Brief
Copy out the listing that follows, exactly, without its pictures.

Data for this task
_ _ _ _

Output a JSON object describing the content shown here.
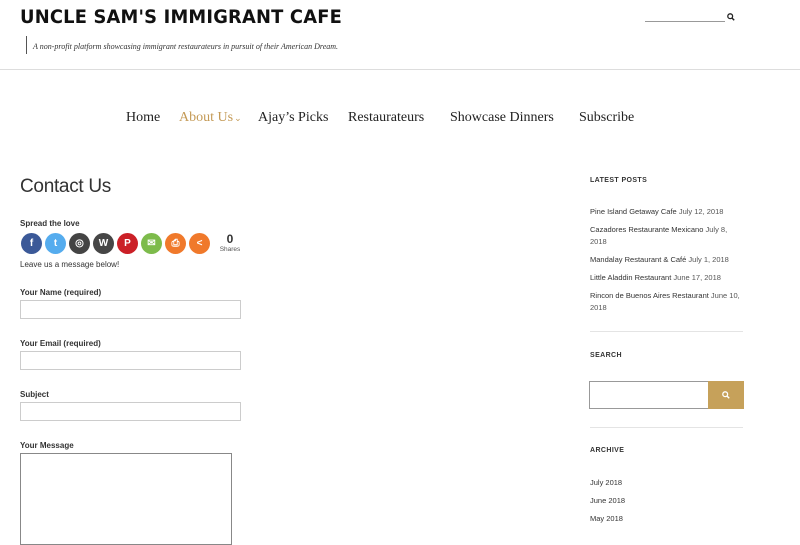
{
  "header": {
    "site_title": "UNCLE SAM'S IMMIGRANT CAFE",
    "tagline": "A non-profit platform showcasing immigrant restaurateurs in pursuit of their American Dream.",
    "search_icon": "search-icon"
  },
  "nav": {
    "items": [
      {
        "label": "Home"
      },
      {
        "label": "About Us",
        "caret": "⌄",
        "active": true
      },
      {
        "label": "Ajay’s Picks"
      },
      {
        "label": "Restaurateurs"
      },
      {
        "label": "Showcase Dinners"
      },
      {
        "label": "Subscribe"
      }
    ],
    "active_color": "#c49a56"
  },
  "main": {
    "title": "Contact Us",
    "spread_label": "Spread the love",
    "share_buttons": [
      {
        "icon": "facebook-icon",
        "glyph": "f",
        "color": "#3b5998"
      },
      {
        "icon": "twitter-icon",
        "glyph": "t",
        "color": "#55acee"
      },
      {
        "icon": "instagram-icon",
        "glyph": "◎",
        "color": "#444444"
      },
      {
        "icon": "wordpress-icon",
        "glyph": "W",
        "color": "#464646"
      },
      {
        "icon": "pinterest-icon",
        "glyph": "P",
        "color": "#cb2027"
      },
      {
        "icon": "email-icon",
        "glyph": "✉",
        "color": "#7dbb4b"
      },
      {
        "icon": "print-icon",
        "glyph": "⎙",
        "color": "#f0792b"
      },
      {
        "icon": "share-more-icon",
        "glyph": "<",
        "color": "#f0792b"
      }
    ],
    "share_count": "0",
    "share_count_label": "Shares",
    "leave_message": "Leave us a message below!",
    "form": {
      "name_label": "Your Name (required)",
      "email_label": "Your Email (required)",
      "subject_label": "Subject",
      "message_label": "Your Message"
    }
  },
  "sidebar": {
    "latest_posts_heading": "LATEST POSTS",
    "posts": [
      {
        "title": "Pine Island Getaway Cafe",
        "date": "July 12, 2018"
      },
      {
        "title": "Cazadores Restaurante Mexicano ",
        "date": "July 8, 2018"
      },
      {
        "title": "Mandalay Restaurant & Café",
        "date": "July 1, 2018"
      },
      {
        "title": "Little Aladdin Restaurant",
        "date": "June 17, 2018"
      },
      {
        "title": "Rincon de Buenos Aires Restaurant",
        "date": "June 10, 2018"
      }
    ],
    "search_heading": "SEARCH",
    "search_button_color": "#c6a15a",
    "archive_heading": "ARCHIVE",
    "archive": [
      "July 2018",
      "June 2018",
      "May 2018"
    ]
  }
}
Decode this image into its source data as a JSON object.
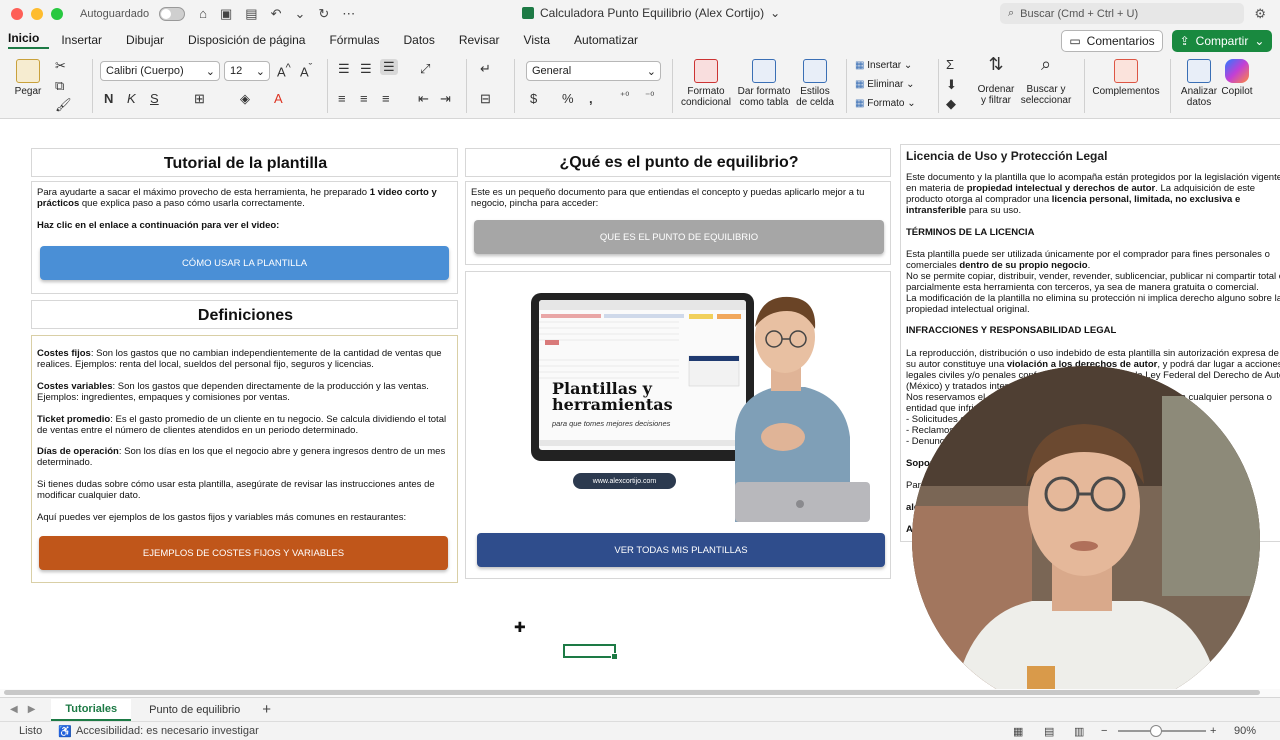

_ _ _ _

Exercise answer
Output a JSON object describing the content shown here.
{
  "header": {
    "site_title": "UNCLE SAM'S IMMIGRANT CAFE",
    "tagline": "A non-profit platform showcasing immigrant restaurateurs in pursuit of their American Dream.",
    "search_icon": "search-icon"
  },
  "nav": {
    "items": [
      {
        "label": "Home"
      },
      {
        "label": "About Us",
        "caret": "⌄",
        "active": true
      },
      {
        "label": "Ajay’s Picks"
      },
      {
        "label": "Restaurateurs"
      },
      {
        "label": "Showcase Dinners"
      },
      {
        "label": "Subscribe"
      }
    ],
    "active_color": "#c49a56"
  },
  "main": {
    "title": "Contact Us",
    "spread_label": "Spread the love",
    "share_buttons": [
      {
        "icon": "facebook-icon",
        "glyph": "f",
        "color": "#3b5998"
      },
      {
        "icon": "twitter-icon",
        "glyph": "t",
        "color": "#55acee"
      },
      {
        "icon": "instagram-icon",
        "glyph": "◎",
        "color": "#444444"
      },
      {
        "icon": "wordpress-icon",
        "glyph": "W",
        "color": "#464646"
      },
      {
        "icon": "pinterest-icon",
        "glyph": "P",
        "color": "#cb2027"
      },
      {
        "icon": "email-icon",
        "glyph": "✉",
        "color": "#7dbb4b"
      },
      {
        "icon": "print-icon",
        "glyph": "⎙",
        "color": "#f0792b"
      },
      {
        "icon": "share-more-icon",
        "glyph": "<",
        "color": "#f0792b"
      }
    ],
    "share_count": "0",
    "share_count_label": "Shares",
    "leave_message": "Leave us a message below!",
    "form": {
      "name_label": "Your Name (required)",
      "email_label": "Your Email (required)",
      "subject_label": "Subject",
      "message_label": "Your Message"
    }
  },
  "sidebar": {
    "latest_posts_heading": "LATEST POSTS",
    "posts": [
      {
        "title": "Pine Island Getaway Cafe",
        "date": "July 12, 2018"
      },
      {
        "title": "Cazadores Restaurante Mexicano ",
        "date": "July 8, 2018"
      },
      {
        "title": "Mandalay Restaurant & Café",
        "date": "July 1, 2018"
      },
      {
        "title": "Little Aladdin Restaurant",
        "date": "June 17, 2018"
      },
      {
        "title": "Rincon de Buenos Aires Restaurant",
        "date": "June 10, 2018"
      }
    ],
    "search_heading": "SEARCH",
    "search_button_color": "#c6a15a",
    "archive_heading": "ARCHIVE",
    "archive": [
      "July 2018",
      "June 2018",
      "May 2018"
    ]
  }
}
Decode this image into its source data as a JSON object.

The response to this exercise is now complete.